Gather all lines with "rete" from the records.

Records supplied:
◆ ◆ ◆ ◆
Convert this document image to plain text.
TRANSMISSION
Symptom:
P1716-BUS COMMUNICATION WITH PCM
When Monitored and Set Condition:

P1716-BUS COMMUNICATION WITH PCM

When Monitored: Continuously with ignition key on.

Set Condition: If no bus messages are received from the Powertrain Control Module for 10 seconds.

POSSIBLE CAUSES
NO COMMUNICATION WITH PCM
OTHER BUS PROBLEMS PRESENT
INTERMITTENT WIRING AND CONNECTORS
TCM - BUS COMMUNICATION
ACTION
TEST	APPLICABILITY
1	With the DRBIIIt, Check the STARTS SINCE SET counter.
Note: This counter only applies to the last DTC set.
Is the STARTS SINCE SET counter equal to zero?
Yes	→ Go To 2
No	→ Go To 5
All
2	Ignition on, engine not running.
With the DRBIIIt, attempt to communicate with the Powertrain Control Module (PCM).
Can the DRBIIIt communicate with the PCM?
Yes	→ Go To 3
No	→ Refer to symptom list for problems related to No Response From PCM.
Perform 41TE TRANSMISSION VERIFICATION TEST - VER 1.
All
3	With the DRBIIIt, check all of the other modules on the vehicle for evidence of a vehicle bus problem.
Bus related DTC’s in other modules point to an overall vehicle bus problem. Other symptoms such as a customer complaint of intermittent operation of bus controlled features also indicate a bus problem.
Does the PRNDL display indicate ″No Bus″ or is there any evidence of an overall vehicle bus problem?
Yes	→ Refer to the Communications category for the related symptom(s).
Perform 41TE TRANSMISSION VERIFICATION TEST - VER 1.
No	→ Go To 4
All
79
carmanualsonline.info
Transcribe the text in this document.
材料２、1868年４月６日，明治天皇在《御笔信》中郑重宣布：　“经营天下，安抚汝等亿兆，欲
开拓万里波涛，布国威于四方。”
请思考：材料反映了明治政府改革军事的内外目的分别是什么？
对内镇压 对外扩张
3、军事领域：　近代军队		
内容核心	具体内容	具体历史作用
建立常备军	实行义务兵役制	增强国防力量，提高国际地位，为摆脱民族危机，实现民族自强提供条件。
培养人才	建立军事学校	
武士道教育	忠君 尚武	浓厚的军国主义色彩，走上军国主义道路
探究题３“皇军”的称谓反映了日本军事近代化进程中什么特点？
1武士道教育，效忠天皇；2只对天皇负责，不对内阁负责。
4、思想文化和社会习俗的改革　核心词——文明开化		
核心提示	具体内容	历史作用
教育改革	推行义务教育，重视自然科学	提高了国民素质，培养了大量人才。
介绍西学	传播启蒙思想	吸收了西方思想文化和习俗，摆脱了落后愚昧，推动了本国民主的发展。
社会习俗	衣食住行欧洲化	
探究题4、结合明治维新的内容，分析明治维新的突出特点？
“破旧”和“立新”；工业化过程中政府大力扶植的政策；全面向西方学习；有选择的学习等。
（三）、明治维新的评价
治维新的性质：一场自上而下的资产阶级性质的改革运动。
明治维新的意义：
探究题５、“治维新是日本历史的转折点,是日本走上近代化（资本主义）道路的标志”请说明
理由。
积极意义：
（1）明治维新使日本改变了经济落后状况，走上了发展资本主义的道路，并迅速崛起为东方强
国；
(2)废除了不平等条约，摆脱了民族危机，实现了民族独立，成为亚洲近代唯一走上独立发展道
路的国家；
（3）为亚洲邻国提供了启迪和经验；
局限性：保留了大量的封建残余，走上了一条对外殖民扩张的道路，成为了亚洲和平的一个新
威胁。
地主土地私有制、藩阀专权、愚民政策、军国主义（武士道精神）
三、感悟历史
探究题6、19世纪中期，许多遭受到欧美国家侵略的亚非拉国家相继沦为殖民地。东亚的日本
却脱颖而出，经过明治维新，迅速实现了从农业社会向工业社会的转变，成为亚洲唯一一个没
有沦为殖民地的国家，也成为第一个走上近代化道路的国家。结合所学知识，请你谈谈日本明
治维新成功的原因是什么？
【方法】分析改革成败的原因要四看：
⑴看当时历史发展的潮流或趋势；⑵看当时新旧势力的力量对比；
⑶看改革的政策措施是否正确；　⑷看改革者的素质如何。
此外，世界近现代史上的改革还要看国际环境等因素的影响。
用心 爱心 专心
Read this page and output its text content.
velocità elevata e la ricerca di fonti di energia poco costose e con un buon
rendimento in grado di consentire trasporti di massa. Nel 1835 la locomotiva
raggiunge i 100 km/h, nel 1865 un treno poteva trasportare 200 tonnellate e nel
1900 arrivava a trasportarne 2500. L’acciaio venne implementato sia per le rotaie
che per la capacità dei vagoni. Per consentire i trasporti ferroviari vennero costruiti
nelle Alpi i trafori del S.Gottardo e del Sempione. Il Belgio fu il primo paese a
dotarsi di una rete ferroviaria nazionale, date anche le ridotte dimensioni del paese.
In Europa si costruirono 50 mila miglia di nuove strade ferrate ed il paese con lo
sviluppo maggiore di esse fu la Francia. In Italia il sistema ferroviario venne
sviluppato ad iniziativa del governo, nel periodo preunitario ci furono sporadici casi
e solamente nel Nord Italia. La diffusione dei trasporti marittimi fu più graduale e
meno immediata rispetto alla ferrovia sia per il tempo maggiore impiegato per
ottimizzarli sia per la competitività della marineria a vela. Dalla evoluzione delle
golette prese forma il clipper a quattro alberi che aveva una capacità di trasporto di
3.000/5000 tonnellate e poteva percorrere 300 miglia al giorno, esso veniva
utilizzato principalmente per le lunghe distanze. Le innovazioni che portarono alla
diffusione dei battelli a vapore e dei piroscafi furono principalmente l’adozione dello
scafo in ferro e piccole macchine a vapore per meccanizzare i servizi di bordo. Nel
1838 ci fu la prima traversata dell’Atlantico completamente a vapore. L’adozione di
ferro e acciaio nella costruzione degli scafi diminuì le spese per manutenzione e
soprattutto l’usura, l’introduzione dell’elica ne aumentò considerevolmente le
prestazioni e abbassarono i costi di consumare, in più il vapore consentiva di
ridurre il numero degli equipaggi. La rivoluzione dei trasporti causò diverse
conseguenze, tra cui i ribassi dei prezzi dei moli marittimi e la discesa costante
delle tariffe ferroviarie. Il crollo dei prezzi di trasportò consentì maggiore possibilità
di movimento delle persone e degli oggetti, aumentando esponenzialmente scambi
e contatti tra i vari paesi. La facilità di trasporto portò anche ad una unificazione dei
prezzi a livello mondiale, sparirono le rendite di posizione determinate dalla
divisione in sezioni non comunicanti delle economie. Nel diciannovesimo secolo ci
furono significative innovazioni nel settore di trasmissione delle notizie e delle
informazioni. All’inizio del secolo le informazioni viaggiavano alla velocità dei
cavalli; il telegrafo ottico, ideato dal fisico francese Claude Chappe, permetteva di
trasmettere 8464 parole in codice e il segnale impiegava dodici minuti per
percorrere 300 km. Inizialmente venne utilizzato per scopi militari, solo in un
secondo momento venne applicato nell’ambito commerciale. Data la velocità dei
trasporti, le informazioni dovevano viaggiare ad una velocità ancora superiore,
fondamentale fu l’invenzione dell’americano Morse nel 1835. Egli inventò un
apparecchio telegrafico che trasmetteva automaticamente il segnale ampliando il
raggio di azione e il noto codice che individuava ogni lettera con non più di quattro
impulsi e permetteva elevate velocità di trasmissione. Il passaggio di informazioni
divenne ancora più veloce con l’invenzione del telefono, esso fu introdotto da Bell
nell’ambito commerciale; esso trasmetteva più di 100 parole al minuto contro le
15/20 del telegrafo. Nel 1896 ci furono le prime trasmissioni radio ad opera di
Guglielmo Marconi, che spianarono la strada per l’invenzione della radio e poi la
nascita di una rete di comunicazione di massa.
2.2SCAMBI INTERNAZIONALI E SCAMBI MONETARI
◆ ◆ ◆ ◆
Written reply:
dotarsi di una rete ferroviaria nazionale, date anche le ridotte dimensioni del paese.
nascita di una rete di comunicazione di massa.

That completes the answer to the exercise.